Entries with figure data
:::::

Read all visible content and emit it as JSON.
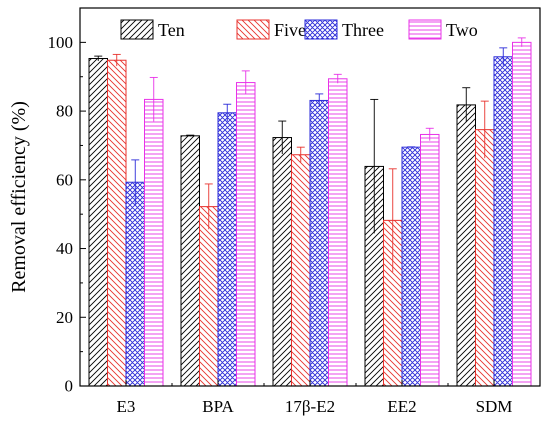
{
  "chart_data": {
    "type": "bar",
    "title": "",
    "xlabel": "",
    "ylabel": "Removal efficiency (%)",
    "ylim": [
      0,
      110
    ],
    "yticks": [
      0,
      20,
      40,
      60,
      80,
      100
    ],
    "categories": [
      "E3",
      "BPA",
      "17β-E2",
      "EE2",
      "SDM"
    ],
    "legend_position": "top-center",
    "grid": false,
    "series": [
      {
        "name": "Ten",
        "color": "#000000",
        "pattern": "diagonal-hatch",
        "values": [
          95.3,
          72.8,
          72.3,
          63.9,
          81.8
        ],
        "errors": [
          0.7,
          0.2,
          4.8,
          19.5,
          5.0
        ]
      },
      {
        "name": "Five",
        "color": "#e8322d",
        "pattern": "back-diagonal-hatch",
        "values": [
          94.8,
          52.2,
          67.3,
          48.2,
          74.6
        ],
        "errors": [
          1.7,
          6.6,
          2.2,
          15.0,
          8.3
        ]
      },
      {
        "name": "Three",
        "color": "#2a2ad8",
        "pattern": "crosshatch",
        "values": [
          59.3,
          79.5,
          83.1,
          69.5,
          95.8
        ],
        "errors": [
          6.5,
          2.5,
          1.9,
          0.1,
          2.6
        ]
      },
      {
        "name": "Two",
        "color": "#e832e8",
        "pattern": "horizontal-hatch",
        "values": [
          83.4,
          88.3,
          89.4,
          73.2,
          100.0
        ],
        "errors": [
          6.4,
          3.4,
          1.3,
          1.8,
          1.3
        ]
      }
    ]
  }
}
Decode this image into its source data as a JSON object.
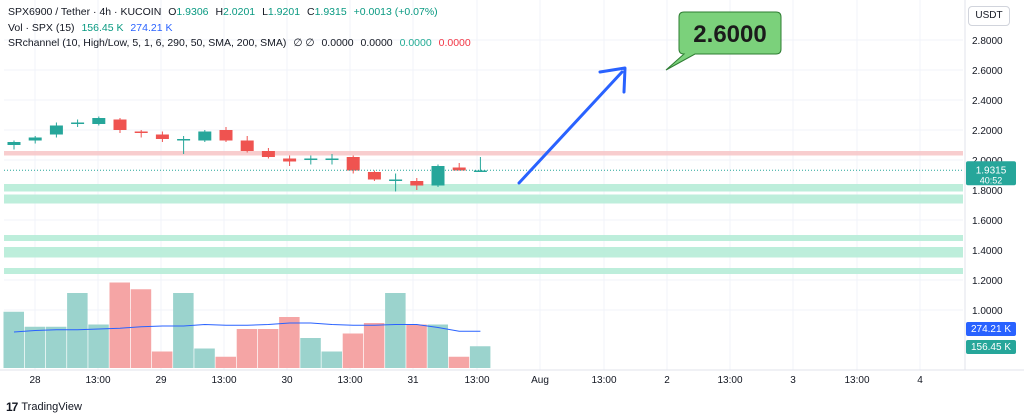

:::::

Write out the whole listing exactly, and drop the pictures.

Read all visible content and emit it as JSON.
{
  "chart_data": {
    "type": "bar",
    "title": "",
    "xlabel": "",
    "ylabel": "Removal efficiency (%)",
    "ylim": [
      0,
      110
    ],
    "yticks": [
      0,
      20,
      40,
      60,
      80,
      100
    ],
    "categories": [
      "E3",
      "BPA",
      "17β-E2",
      "EE2",
      "SDM"
    ],
    "legend_position": "top-center",
    "grid": false,
    "series": [
      {
        "name": "Ten",
        "color": "#000000",
        "pattern": "diagonal-hatch",
        "values": [
          95.3,
          72.8,
          72.3,
          63.9,
          81.8
        ],
        "errors": [
          0.7,
          0.2,
          4.8,
          19.5,
          5.0
        ]
      },
      {
        "name": "Five",
        "color": "#e8322d",
        "pattern": "back-diagonal-hatch",
        "values": [
          94.8,
          52.2,
          67.3,
          48.2,
          74.6
        ],
        "errors": [
          1.7,
          6.6,
          2.2,
          15.0,
          8.3
        ]
      },
      {
        "name": "Three",
        "color": "#2a2ad8",
        "pattern": "crosshatch",
        "values": [
          59.3,
          79.5,
          83.1,
          69.5,
          95.8
        ],
        "errors": [
          6.5,
          2.5,
          1.9,
          0.1,
          2.6
        ]
      },
      {
        "name": "Two",
        "color": "#e832e8",
        "pattern": "horizontal-hatch",
        "values": [
          83.4,
          88.3,
          89.4,
          73.2,
          100.0
        ],
        "errors": [
          6.4,
          3.4,
          1.3,
          1.8,
          1.3
        ]
      }
    ]
  }
}
Decode this image into its source data as a JSON object.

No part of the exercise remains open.